YOUR GOAL: Every line that contains the word "tutaj" should be copied.

SUPPLIED MATERIAL:
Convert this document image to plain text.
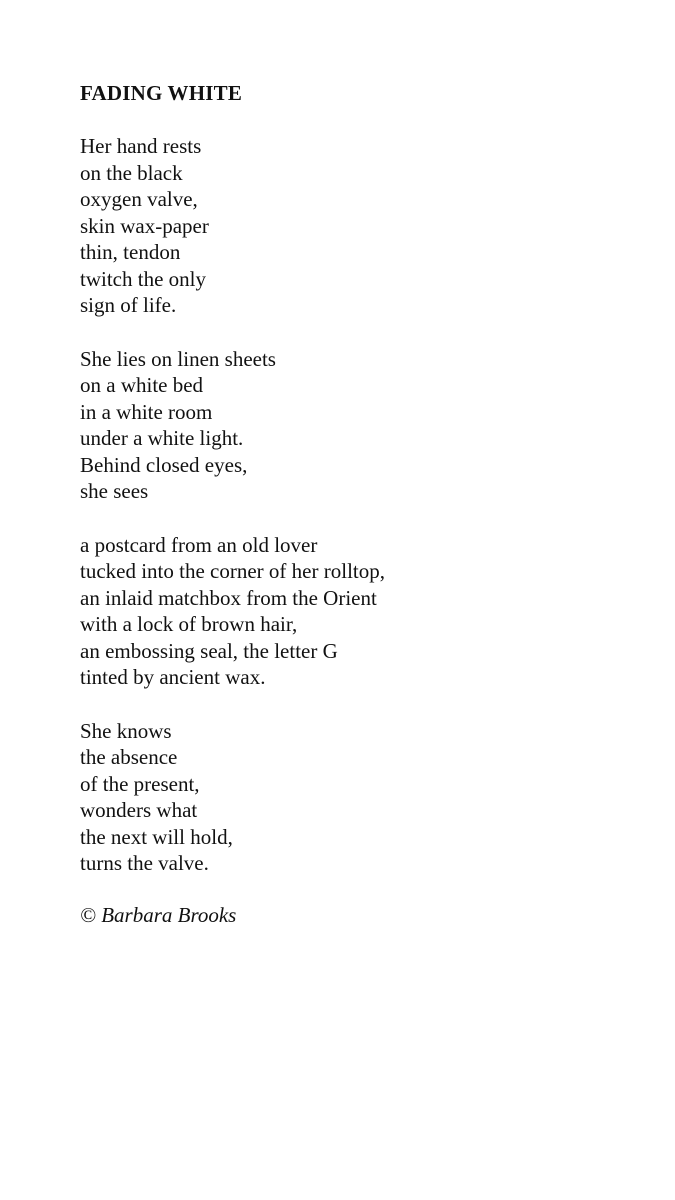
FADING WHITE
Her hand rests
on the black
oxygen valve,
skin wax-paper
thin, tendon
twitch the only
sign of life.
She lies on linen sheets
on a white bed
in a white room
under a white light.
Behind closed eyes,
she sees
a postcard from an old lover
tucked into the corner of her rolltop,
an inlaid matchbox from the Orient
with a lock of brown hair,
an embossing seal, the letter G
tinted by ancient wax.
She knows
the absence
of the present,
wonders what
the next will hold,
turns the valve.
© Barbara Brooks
* * *
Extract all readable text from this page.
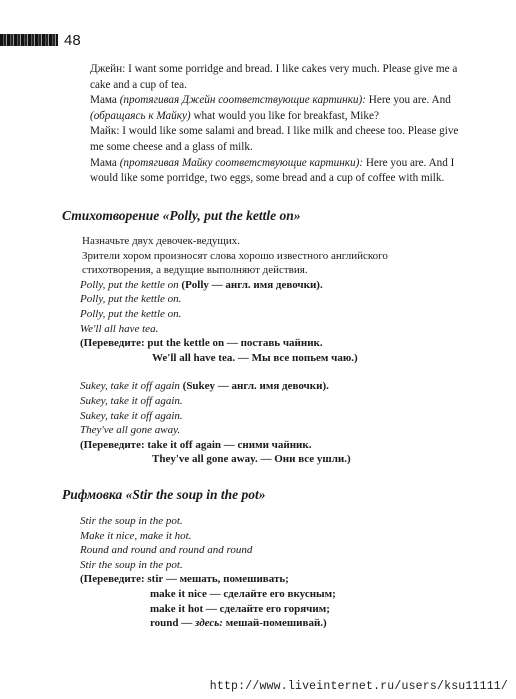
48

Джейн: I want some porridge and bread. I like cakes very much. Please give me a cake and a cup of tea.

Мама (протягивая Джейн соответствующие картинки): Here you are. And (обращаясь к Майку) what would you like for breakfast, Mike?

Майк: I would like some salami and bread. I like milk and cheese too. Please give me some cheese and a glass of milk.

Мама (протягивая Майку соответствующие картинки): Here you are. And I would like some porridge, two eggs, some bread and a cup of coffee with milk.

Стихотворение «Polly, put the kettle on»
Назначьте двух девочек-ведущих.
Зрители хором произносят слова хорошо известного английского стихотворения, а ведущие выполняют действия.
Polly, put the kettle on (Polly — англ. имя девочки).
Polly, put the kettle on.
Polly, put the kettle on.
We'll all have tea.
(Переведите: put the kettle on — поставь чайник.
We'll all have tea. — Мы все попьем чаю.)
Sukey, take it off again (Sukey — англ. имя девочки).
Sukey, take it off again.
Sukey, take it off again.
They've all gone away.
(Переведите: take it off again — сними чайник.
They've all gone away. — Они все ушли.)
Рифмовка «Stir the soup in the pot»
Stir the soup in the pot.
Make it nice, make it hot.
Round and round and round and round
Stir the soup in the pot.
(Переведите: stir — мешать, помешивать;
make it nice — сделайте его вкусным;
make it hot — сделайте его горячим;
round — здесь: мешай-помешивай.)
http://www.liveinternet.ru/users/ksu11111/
--
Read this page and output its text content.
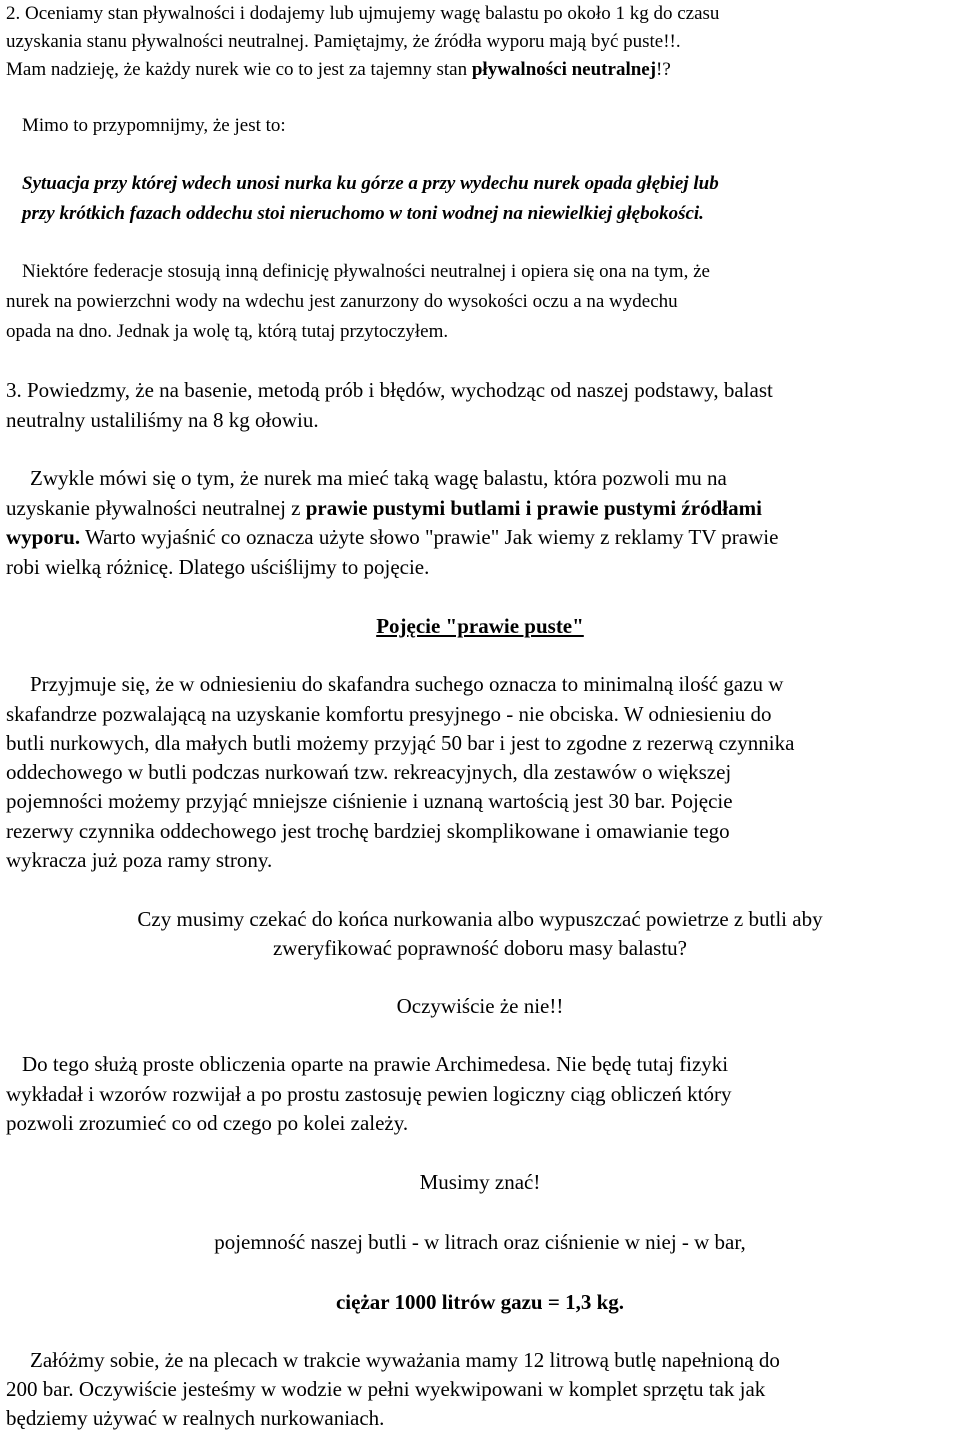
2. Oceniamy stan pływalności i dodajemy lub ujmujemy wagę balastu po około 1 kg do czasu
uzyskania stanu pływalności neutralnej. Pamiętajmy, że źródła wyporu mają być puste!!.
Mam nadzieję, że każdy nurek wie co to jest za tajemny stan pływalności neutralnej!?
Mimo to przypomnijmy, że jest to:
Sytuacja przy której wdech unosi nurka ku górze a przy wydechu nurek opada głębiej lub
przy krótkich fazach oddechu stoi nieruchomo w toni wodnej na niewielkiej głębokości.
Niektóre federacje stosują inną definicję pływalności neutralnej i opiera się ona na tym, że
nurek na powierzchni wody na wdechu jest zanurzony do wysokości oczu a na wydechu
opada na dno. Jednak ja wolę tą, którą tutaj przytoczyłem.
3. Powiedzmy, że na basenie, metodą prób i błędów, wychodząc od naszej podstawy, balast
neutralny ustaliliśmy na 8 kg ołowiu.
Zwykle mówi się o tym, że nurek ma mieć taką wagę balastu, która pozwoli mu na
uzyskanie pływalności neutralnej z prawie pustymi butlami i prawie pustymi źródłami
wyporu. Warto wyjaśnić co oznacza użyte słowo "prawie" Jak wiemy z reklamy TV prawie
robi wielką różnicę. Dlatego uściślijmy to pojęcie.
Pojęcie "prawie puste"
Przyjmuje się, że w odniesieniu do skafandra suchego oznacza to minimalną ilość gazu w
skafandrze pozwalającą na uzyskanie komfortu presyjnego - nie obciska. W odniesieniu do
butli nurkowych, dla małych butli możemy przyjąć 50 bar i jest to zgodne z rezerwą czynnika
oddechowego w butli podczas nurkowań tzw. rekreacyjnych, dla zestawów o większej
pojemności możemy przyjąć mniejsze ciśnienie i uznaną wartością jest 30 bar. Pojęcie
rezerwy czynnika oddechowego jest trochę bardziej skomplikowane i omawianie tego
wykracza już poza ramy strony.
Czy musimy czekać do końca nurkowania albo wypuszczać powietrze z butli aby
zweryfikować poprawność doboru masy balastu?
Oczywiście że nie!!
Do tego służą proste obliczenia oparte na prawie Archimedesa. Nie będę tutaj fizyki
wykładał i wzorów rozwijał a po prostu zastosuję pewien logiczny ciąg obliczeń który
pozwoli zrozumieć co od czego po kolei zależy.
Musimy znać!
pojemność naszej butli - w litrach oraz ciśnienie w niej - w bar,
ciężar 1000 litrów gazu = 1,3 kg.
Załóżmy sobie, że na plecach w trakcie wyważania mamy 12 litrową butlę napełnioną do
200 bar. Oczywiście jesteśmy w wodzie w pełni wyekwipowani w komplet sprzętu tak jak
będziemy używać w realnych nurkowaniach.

ANSWER TO THIS EXERCISE:
opada na dno. Jednak ja wolę tą, którą tutaj przytoczyłem.
Do tego służą proste obliczenia oparte na prawie Archimedesa. Nie będę tutaj fizyki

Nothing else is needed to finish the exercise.